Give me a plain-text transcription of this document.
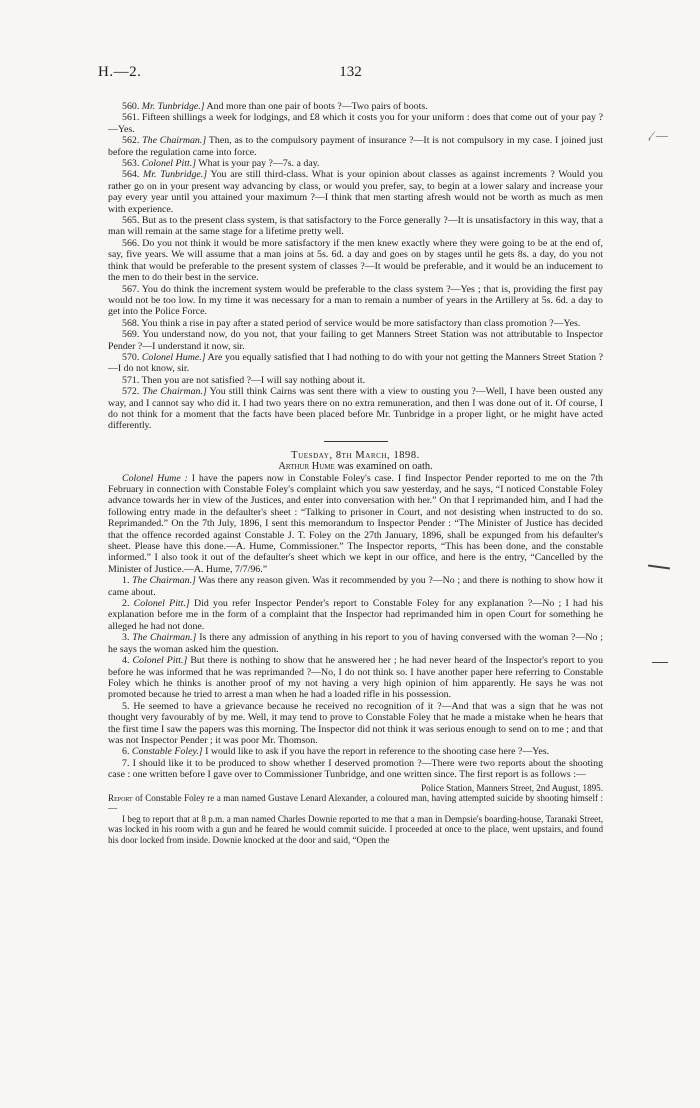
H.—2.	132

560. Mr. Tunbridge.] And more than one pair of boots ?—Two pairs of boots.

561. Fifteen shillings a week for lodgings, and £8 which it costs you for your uniform : does that come out of your pay ?—Yes.

562. The Chairman.] Then, as to the compulsory payment of insurance ?—It is not compulsory in my case. I joined just before the regulation came into force.

563. Colonel Pitt.] What is your pay ?—7s. a day.

564. Mr. Tunbridge.] You are still third-class. What is your opinion about classes as against increments ? Would you rather go on in your present way advancing by class, or would you prefer, say, to begin at a lower salary and increase your pay every year until you attained your maximum ?—I think that men starting afresh would not be worth as much as men with experience.

565. But as to the present class system, is that satisfactory to the Force generally ?—It is unsatisfactory in this way, that a man will remain at the same stage for a lifetime pretty well.

566. Do you not think it would be more satisfactory if the men knew exactly where they were going to be at the end of, say, five years. We will assume that a man joins at 5s. 6d. a day and goes on by stages until he gets 8s. a day, do you not think that would be preferable to the present system of classes ?—It would be preferable, and it would be an inducement to the men to do their best in the service.

567. You do think the increment system would be preferable to the class system ?—Yes ; that is, providing the first pay would not be too low. In my time it was necessary for a man to remain a number of years in the Artillery at 5s. 6d. a day to get into the Police Force.

568. You think a rise in pay after a stated period of service would be more satisfactory than class promotion ?—Yes.

569. You understand now, do you not, that your failing to get Manners Street Station was not attributable to Inspector Pender ?—I understand it now, sir.

570. Colonel Hume.] Are you equally satisfied that I had nothing to do with your not getting the Manners Street Station ?—I do not know, sir.

571. Then you are not satisfied ?—I will say nothing about it.

572. The Chairman.] You still think Cairns was sent there with a view to ousting you ?—Well, I have been ousted any way, and I cannot say who did it. I had two years there on no extra remuneration, and then I was done out of it. Of course, I do not think for a moment that the facts have been placed before Mr. Tunbridge in a proper light, or he might have acted differently.

Tuesday, 8th March, 1898.

Arthur Hume was examined on oath.

Colonel Hume : I have the papers now in Constable Foley's case. I find Inspector Pender reported to me on the 7th February in connection with Constable Foley's complaint which you saw yesterday, and he says, “I noticed Constable Foley advance towards her in view of the Justices, and enter into conversation with her.” On that I reprimanded him, and I had the following entry made in the defaulter's sheet : “Talking to prisoner in Court, and not desisting when instructed to do so. Reprimanded.” On the 7th July, 1896, I sent this memorandum to Inspector Pender : “The Minister of Justice has decided that the offence recorded against Constable J. T. Foley on the 27th January, 1896, shall be expunged from his defaulter's sheet. Please have this done.—A. Hume, Commissioner.” The Inspector reports, “This has been done, and the constable informed.” I also took it out of the defaulter's sheet which we kept in our office, and here is the entry, “Cancelled by the Minister of Justice.—A. Hume, 7/7/96.”

1. The Chairman.] Was there any reason given. Was it recommended by you ?—No ; and there is nothing to show how it came about.

2. Colonel Pitt.] Did you refer Inspector Pender's report to Constable Foley for any explanation ?—No ; I had his explanation before me in the form of a complaint that the Inspector had reprimanded him in open Court for something he alleged he had not done.

3. The Chairman.] Is there any admission of anything in his report to you of having conversed with the woman ?—No ; he says the woman asked him the question.

4. Colonel Pitt.] But there is nothing to show that he answered her ; he had never heard of the Inspector's report to you before he was informed that he was reprimanded ?—No, I do not think so. I have another paper here referring to Constable Foley which he thinks is another proof of my not having a very high opinion of him apparently. He says he was not promoted because he tried to arrest a man when he had a loaded rifle in his possession.

5. He seemed to have a grievance because he received no recognition of it ?—And that was a sign that he was not thought very favourably of by me. Well, it may tend to prove to Constable Foley that he made a mistake when he hears that the first time I saw the papers was this morning. The Inspector did not think it was serious enough to send on to me ; and that was not Inspector Pender ; it was poor Mr. Thomson.

6. Constable Foley.] I would like to ask if you have the report in reference to the shooting case here ?—Yes.

7. I should like it to be produced to show whether I deserved promotion ?—There were two reports about the shooting case : one written before I gave over to Commissioner Tunbridge, and one written since. The first report is as follows :—

Police Station, Manners Street, 2nd August, 1895.

Report of Constable Foley re a man named Gustave Lenard Alexander, a coloured man, having attempted suicide by shooting himself :—

I beg to report that at 8 p.m. a man named Charles Downie reported to me that a man in Dempsie's boarding-house, Taranaki Street, was locked in his room with a gun and he feared he would commit suicide. I proceeded at once to the place, went upstairs, and found his door locked from inside. Downie knocked at the door and said, “Open the

,⁄ —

┄┄┄┄┄┄┄┄┄┄

• STATED PROBLEM:
A faithful copy of the records above is needed, with the pictures left out.

• TASK RESPONSE:
Give me a plain-text transcription of this document.
H.—2.	132

560. Mr. Tunbridge.] And more than one pair of boots ?—Two pairs of boots.

561. Fifteen shillings a week for lodgings, and £8 which it costs you for your uniform : does that come out of your pay ?—Yes.

562. The Chairman.] Then, as to the compulsory payment of insurance ?—It is not compulsory in my case. I joined just before the regulation came into force.

563. Colonel Pitt.] What is your pay ?—7s. a day.

564. Mr. Tunbridge.] You are still third-class. What is your opinion about classes as against increments ? Would you rather go on in your present way advancing by class, or would you prefer, say, to begin at a lower salary and increase your pay every year until you attained your maximum ?—I think that men starting afresh would not be worth as much as men with experience.

565. But as to the present class system, is that satisfactory to the Force generally ?—It is unsatisfactory in this way, that a man will remain at the same stage for a lifetime pretty well.

566. Do you not think it would be more satisfactory if the men knew exactly where they were going to be at the end of, say, five years. We will assume that a man joins at 5s. 6d. a day and goes on by stages until he gets 8s. a day, do you not think that would be preferable to the present system of classes ?—It would be preferable, and it would be an inducement to the men to do their best in the service.

567. You do think the increment system would be preferable to the class system ?—Yes ; that is, providing the first pay would not be too low. In my time it was necessary for a man to remain a number of years in the Artillery at 5s. 6d. a day to get into the Police Force.

568. You think a rise in pay after a stated period of service would be more satisfactory than class promotion ?—Yes.

569. You understand now, do you not, that your failing to get Manners Street Station was not attributable to Inspector Pender ?—I understand it now, sir.

570. Colonel Hume.] Are you equally satisfied that I had nothing to do with your not getting the Manners Street Station ?—I do not know, sir.

571. Then you are not satisfied ?—I will say nothing about it.

572. The Chairman.] You still think Cairns was sent there with a view to ousting you ?—Well, I have been ousted any way, and I cannot say who did it. I had two years there on no extra remuneration, and then I was done out of it. Of course, I do not think for a moment that the facts have been placed before Mr. Tunbridge in a proper light, or he might have acted differently.

Tuesday, 8th March, 1898.

Arthur Hume was examined on oath.

Colonel Hume : I have the papers now in Constable Foley's case. I find Inspector Pender reported to me on the 7th February in connection with Constable Foley's complaint which you saw yesterday, and he says, “I noticed Constable Foley advance towards her in view of the Justices, and enter into conversation with her.” On that I reprimanded him, and I had the following entry made in the defaulter's sheet : “Talking to prisoner in Court, and not desisting when instructed to do so. Reprimanded.” On the 7th July, 1896, I sent this memorandum to Inspector Pender : “The Minister of Justice has decided that the offence recorded against Constable J. T. Foley on the 27th January, 1896, shall be expunged from his defaulter's sheet. Please have this done.—A. Hume, Commissioner.” The Inspector reports, “This has been done, and the constable informed.” I also took it out of the defaulter's sheet which we kept in our office, and here is the entry, “Cancelled by the Minister of Justice.—A. Hume, 7/7/96.”

1. The Chairman.] Was there any reason given. Was it recommended by you ?—No ; and there is nothing to show how it came about.

2. Colonel Pitt.] Did you refer Inspector Pender's report to Constable Foley for any explanation ?—No ; I had his explanation before me in the form of a complaint that the Inspector had reprimanded him in open Court for something he alleged he had not done.

3. The Chairman.] Is there any admission of anything in his report to you of having conversed with the woman ?—No ; he says the woman asked him the question.

4. Colonel Pitt.] But there is nothing to show that he answered her ; he had never heard of the Inspector's report to you before he was informed that he was reprimanded ?—No, I do not think so. I have another paper here referring to Constable Foley which he thinks is another proof of my not having a very high opinion of him apparently. He says he was not promoted because he tried to arrest a man when he had a loaded rifle in his possession.

5. He seemed to have a grievance because he received no recognition of it ?—And that was a sign that he was not thought very favourably of by me. Well, it may tend to prove to Constable Foley that he made a mistake when he hears that the first time I saw the papers was this morning. The Inspector did not think it was serious enough to send on to me ; and that was not Inspector Pender ; it was poor Mr. Thomson.

6. Constable Foley.] I would like to ask if you have the report in reference to the shooting case here ?—Yes.

7. I should like it to be produced to show whether I deserved promotion ?—There were two reports about the shooting case : one written before I gave over to Commissioner Tunbridge, and one written since. The first report is as follows :—

Police Station, Manners Street, 2nd August, 1895.

Report of Constable Foley re a man named Gustave Lenard Alexander, a coloured man, having attempted suicide by shooting himself :—

I beg to report that at 8 p.m. a man named Charles Downie reported to me that a man in Dempsie's boarding-house, Taranaki Street, was locked in his room with a gun and he feared he would commit suicide. I proceeded at once to the place, went upstairs, and found his door locked from inside. Downie knocked at the door and said, “Open the

,⁄ —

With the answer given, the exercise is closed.